Lista de exercícios.
a) Segundo o texto sobre Bernardo Guimarães, por que ele ressurge como poeta neste século "em contexto fragmentário"? Responda em até três frases.
b) Cite todas as pessoas que, no último parágrafo do texto sobre Bernardo Guimarães, dão opinião sobre ele como poeta ou romancista.

Texto fornecido.
--------------------------------------------------

A coletânea "Poesia Erótica e Satírica" reúne os melhores poemas do autor de "A Escrava Isaura"
"Silfo medonho a vaguear no limbo.'' Um susto -eis a imagem.
Era assim que o amigo (e também poeta) Pedro Fernandes homenageava Bernardo Guimarães, em 1868. Nada a estranhar: de Bocage ("nume ufano", "mádidas Nereidas") a Vicente Celestino, encontra-se disso "amiúde" no percurso da literatura portuguesa. E não somente nesta: outras ainda mais clássicas e eruditas oferecem estros e nênias de tal jaez. Pois também ainda, hoje em dia, inexistem os devidos túmulos para aqueles barrococós e condoreiros de praxe.
Em Pedro Fernandes, valeu, pelo menos, a intenção. Antigamente, Bernardo Guimarães era mais conhecido e respeitado como romancista. O seu mais famoso romance - "A Escrava Isaura" (1875) -, atualmente tido como medíocre pela crítica, retornou à tona em termos internacionais graças à TV (outro código, outra linguagem).
Nenhum literato ou especialista em assuntos quentes, como semiótica, semântica geral, estruturalismo, pós-modernismo etc. & tal, estará interessado nas peripécias dos personagens; muito menos, no drama do “Seminarista”.
Neste século, Bernardo Guimarães (Ouro Preto, 1825-1884) resurge como poeta, embora em contexto fragmentário. Isso porque - com exceção do antológico "Soneto" ("Eu vi dos pólos o gigante alado") - talvez nenhuma obra sua de melhor criatividade tenha unidade estética.
Manuel Bandeira, em "Apresentação da Poesia Brasileira" (1944), diz peremptoriamente que "o poeta é superior ao romancista", chamando a atenção para o poema "O Devanear do Cético" (em nosso entender, de menor importância). Alphonsus de Guimaraens Filho, em sua introdução às poesias completas de Bernardo Guimarães, na edição do Instituto Nacional do Livro, em 1959, justificou essa edição em decorrência de opiniões sobre a "superioridade do poeta". Haroldo de Campos, em seu ensaio "Poética Sincrônica", publicado originalmente no "Correio da Manhã", em 1967, considerando-o romancista medíocre, ressalta a parte burlesca e satírica, de "bestialógico" e "nonsense", de sua poesia, frisando além do mais que, nesse sentido, é "um precursor brasileiro do surrealismo''.

--------------------------------------------------

Trechos das entradas.

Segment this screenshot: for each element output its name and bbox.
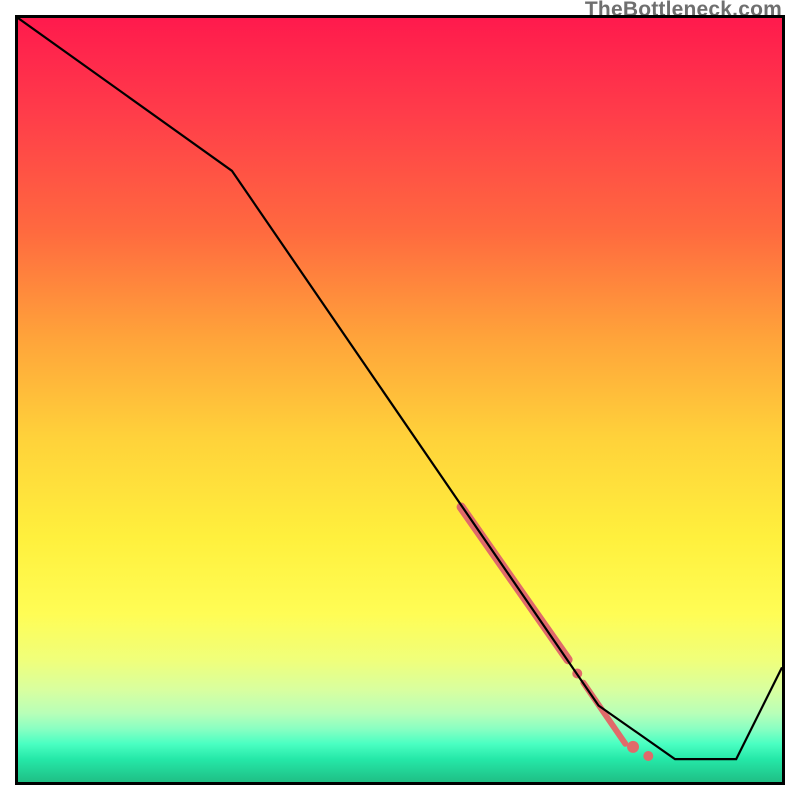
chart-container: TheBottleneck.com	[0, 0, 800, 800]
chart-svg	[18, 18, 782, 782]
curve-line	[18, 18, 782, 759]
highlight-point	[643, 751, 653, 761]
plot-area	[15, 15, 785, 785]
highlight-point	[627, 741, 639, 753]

--------------------------------------------------

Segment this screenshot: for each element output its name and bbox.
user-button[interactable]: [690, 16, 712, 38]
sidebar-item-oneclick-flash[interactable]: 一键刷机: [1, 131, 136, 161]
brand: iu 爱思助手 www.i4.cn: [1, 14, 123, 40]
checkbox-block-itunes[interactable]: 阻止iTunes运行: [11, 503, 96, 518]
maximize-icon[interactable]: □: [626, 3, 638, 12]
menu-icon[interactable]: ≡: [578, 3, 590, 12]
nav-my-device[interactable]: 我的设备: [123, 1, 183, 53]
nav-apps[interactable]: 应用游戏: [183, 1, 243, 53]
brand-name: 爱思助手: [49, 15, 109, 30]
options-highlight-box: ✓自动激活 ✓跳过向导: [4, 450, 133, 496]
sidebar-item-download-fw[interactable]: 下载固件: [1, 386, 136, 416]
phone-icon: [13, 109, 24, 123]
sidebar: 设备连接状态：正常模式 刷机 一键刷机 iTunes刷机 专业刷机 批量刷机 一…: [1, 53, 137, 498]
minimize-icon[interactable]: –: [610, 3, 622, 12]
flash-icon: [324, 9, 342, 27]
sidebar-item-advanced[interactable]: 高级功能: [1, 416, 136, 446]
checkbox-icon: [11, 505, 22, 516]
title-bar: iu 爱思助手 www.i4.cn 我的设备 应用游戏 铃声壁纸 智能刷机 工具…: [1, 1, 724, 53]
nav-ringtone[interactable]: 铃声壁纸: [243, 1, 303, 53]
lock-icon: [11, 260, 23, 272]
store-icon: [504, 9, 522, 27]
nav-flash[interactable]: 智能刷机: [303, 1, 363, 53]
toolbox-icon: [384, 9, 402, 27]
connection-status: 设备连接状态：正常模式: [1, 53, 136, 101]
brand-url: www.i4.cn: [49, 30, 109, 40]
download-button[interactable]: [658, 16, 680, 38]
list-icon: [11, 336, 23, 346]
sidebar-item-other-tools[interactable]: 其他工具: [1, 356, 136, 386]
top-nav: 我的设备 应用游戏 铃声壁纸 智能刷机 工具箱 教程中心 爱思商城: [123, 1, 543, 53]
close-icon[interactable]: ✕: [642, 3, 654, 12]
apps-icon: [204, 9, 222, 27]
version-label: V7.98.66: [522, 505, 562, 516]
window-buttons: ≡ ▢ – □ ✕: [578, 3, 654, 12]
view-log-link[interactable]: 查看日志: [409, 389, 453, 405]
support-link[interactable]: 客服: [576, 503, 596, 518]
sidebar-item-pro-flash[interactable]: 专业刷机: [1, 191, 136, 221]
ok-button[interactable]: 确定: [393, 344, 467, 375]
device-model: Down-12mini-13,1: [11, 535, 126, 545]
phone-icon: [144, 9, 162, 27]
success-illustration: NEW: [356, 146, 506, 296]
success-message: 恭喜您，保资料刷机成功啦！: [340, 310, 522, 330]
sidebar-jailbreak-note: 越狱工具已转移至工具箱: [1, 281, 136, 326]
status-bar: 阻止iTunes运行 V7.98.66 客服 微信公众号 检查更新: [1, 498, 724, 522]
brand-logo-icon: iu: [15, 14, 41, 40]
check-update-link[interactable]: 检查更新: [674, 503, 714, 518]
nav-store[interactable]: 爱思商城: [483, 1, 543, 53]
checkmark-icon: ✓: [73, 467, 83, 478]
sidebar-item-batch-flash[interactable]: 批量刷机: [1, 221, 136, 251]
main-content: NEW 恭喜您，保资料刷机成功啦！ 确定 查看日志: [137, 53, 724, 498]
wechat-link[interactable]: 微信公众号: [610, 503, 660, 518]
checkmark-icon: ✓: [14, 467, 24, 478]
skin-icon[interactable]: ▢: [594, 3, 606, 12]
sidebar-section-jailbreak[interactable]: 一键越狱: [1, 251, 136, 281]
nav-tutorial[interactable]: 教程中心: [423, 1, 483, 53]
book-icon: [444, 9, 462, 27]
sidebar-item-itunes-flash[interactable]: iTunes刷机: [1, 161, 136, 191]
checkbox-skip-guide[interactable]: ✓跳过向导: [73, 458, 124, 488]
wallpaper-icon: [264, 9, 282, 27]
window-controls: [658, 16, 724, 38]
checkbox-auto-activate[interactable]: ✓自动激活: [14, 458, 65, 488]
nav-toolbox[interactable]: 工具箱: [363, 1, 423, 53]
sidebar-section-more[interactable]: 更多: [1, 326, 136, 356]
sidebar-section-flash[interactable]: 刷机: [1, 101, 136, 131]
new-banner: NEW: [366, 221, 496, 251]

--------------------------------------------------

Respostas por tarefa.
a) Porque, com exceção do "Soneto" ("Eu vi dos pólos o gigante alado"), talvez nenhuma das suas obras de melhor criatividade tenha unidade estética.

b) Manuel Bandeira, Alphonsus de Guimaraens Filho e Haroldo de Campos.